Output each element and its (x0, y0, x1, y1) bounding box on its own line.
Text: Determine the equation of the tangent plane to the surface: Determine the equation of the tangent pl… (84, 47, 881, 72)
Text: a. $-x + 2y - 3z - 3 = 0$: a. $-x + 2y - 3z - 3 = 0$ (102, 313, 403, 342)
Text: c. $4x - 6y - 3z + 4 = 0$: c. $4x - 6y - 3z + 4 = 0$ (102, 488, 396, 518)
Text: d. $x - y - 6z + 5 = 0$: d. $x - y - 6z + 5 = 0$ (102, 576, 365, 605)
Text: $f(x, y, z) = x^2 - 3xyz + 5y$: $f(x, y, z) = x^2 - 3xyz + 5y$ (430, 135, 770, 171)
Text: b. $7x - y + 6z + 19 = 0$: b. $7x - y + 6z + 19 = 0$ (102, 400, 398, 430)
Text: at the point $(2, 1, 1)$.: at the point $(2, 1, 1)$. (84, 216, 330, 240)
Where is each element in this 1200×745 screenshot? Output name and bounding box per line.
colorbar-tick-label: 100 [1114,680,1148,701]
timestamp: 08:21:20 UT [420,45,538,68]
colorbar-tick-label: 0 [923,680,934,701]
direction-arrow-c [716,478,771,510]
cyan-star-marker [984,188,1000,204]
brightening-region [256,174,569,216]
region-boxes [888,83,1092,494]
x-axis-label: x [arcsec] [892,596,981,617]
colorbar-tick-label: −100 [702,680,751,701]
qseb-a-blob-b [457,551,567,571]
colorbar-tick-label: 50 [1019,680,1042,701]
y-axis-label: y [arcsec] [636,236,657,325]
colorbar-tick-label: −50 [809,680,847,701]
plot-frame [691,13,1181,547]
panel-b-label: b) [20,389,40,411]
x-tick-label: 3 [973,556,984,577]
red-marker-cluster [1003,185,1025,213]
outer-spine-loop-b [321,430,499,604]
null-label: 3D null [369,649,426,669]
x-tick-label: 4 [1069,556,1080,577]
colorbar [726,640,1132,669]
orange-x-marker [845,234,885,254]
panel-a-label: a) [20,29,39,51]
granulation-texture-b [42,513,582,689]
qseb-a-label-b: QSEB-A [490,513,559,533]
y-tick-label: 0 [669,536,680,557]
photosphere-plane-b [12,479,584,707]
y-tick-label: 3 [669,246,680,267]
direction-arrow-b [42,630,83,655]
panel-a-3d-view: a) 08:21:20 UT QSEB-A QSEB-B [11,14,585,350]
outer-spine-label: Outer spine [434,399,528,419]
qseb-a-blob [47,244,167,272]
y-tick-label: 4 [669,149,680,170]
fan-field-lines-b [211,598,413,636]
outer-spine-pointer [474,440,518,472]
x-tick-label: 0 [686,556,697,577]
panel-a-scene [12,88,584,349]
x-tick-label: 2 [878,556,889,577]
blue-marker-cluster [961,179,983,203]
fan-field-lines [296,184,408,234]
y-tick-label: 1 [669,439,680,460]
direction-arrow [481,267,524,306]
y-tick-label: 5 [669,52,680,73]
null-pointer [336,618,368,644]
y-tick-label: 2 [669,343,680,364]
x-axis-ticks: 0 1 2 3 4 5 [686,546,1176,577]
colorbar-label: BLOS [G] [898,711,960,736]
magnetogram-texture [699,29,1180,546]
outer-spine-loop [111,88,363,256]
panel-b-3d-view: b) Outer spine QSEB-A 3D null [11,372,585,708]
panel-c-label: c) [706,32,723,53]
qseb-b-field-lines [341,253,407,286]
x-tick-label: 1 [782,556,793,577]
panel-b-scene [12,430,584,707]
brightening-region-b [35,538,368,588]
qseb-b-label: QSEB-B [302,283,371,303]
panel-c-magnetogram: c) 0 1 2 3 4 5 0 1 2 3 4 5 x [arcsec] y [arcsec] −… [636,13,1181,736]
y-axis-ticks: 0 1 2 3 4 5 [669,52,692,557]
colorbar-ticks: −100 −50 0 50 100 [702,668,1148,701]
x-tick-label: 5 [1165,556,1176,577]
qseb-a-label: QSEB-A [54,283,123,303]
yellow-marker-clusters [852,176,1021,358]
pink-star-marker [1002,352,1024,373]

■ ■ ■ ■ ■ ■ ■

Reproduce all of the data above verbatim, line for line, with no changes.

Output each element and its (x0, y0, x1, y1) bounding box on its own line.
Text: Determine the equation of the tangent plane to the surface: Determine the equation of the tangent pl… (84, 47, 881, 72)
Text: a. $-x + 2y - 3z - 3 = 0$: a. $-x + 2y - 3z - 3 = 0$ (102, 313, 403, 342)
Text: c. $4x - 6y - 3z + 4 = 0$: c. $4x - 6y - 3z + 4 = 0$ (102, 488, 396, 518)
Text: d. $x - y - 6z + 5 = 0$: d. $x - y - 6z + 5 = 0$ (102, 576, 365, 605)
Text: $f(x, y, z) = x^2 - 3xyz + 5y$: $f(x, y, z) = x^2 - 3xyz + 5y$ (430, 135, 770, 171)
Text: b. $7x - y + 6z + 19 = 0$: b. $7x - y + 6z + 19 = 0$ (102, 400, 398, 430)
Text: at the point $(2, 1, 1)$.: at the point $(2, 1, 1)$. (84, 216, 330, 240)
Where is each element in this 1200×745 screenshot? Output name and bounding box per line.
colorbar-tick-label: 100 [1114,680,1148,701]
timestamp: 08:21:20 UT [420,45,538,68]
colorbar-tick-label: 0 [923,680,934,701]
direction-arrow-c [716,478,771,510]
cyan-star-marker [984,188,1000,204]
brightening-region [256,174,569,216]
region-boxes [888,83,1092,494]
x-axis-label: x [arcsec] [892,596,981,617]
colorbar-tick-label: −100 [702,680,751,701]
qseb-a-blob-b [457,551,567,571]
colorbar-tick-label: 50 [1019,680,1042,701]
y-axis-label: y [arcsec] [636,236,657,325]
colorbar-tick-label: −50 [809,680,847,701]
plot-frame [691,13,1181,547]
panel-b-label: b) [20,389,40,411]
x-tick-label: 3 [973,556,984,577]
red-marker-cluster [1003,185,1025,213]
outer-spine-loop-b [321,430,499,604]
null-label: 3D null [369,649,426,669]
x-tick-label: 4 [1069,556,1080,577]
colorbar [726,640,1132,669]
orange-x-marker [845,234,885,254]
panel-a-label: a) [20,29,39,51]
granulation-texture-b [42,513,582,689]
qseb-a-label-b: QSEB-A [490,513,559,533]
y-tick-label: 0 [669,536,680,557]
photosphere-plane-b [12,479,584,707]
y-tick-label: 3 [669,246,680,267]
direction-arrow-b [42,630,83,655]
panel-a-3d-view: a) 08:21:20 UT QSEB-A QSEB-B [11,14,585,350]
outer-spine-label: Outer spine [434,399,528,419]
qseb-a-blob [47,244,167,272]
y-tick-label: 4 [669,149,680,170]
fan-field-lines-b [211,598,413,636]
outer-spine-pointer [474,440,518,472]
x-tick-label: 0 [686,556,697,577]
panel-a-scene [12,88,584,349]
x-tick-label: 2 [878,556,889,577]
blue-marker-cluster [961,179,983,203]
fan-field-lines [296,184,408,234]
y-tick-label: 1 [669,439,680,460]
direction-arrow [481,267,524,306]
y-tick-label: 5 [669,52,680,73]
null-pointer [336,618,368,644]
y-tick-label: 2 [669,343,680,364]
x-axis-ticks: 0 1 2 3 4 5 [686,546,1176,577]
colorbar-label: BLOS [G] [898,711,960,736]
magnetogram-texture [699,29,1180,546]
outer-spine-loop [111,88,363,256]
panel-b-3d-view: b) Outer spine QSEB-A 3D null [11,372,585,708]
panel-c-label: c) [706,32,723,53]
qseb-b-field-lines [341,253,407,286]
x-tick-label: 1 [782,556,793,577]
panel-b-scene [12,430,584,707]
brightening-region-b [35,538,368,588]
qseb-b-label: QSEB-B [302,283,371,303]
panel-c-magnetogram: c) 0 1 2 3 4 5 0 1 2 3 4 5 x [arcsec] y [arcsec] −… [636,13,1181,736]
y-axis-ticks: 0 1 2 3 4 5 [669,52,692,557]
colorbar-ticks: −100 −50 0 50 100 [702,668,1148,701]
x-tick-label: 5 [1165,556,1176,577]
qseb-a-label: QSEB-A [54,283,123,303]
yellow-marker-clusters [852,176,1021,358]
pink-star-marker [1002,352,1024,373]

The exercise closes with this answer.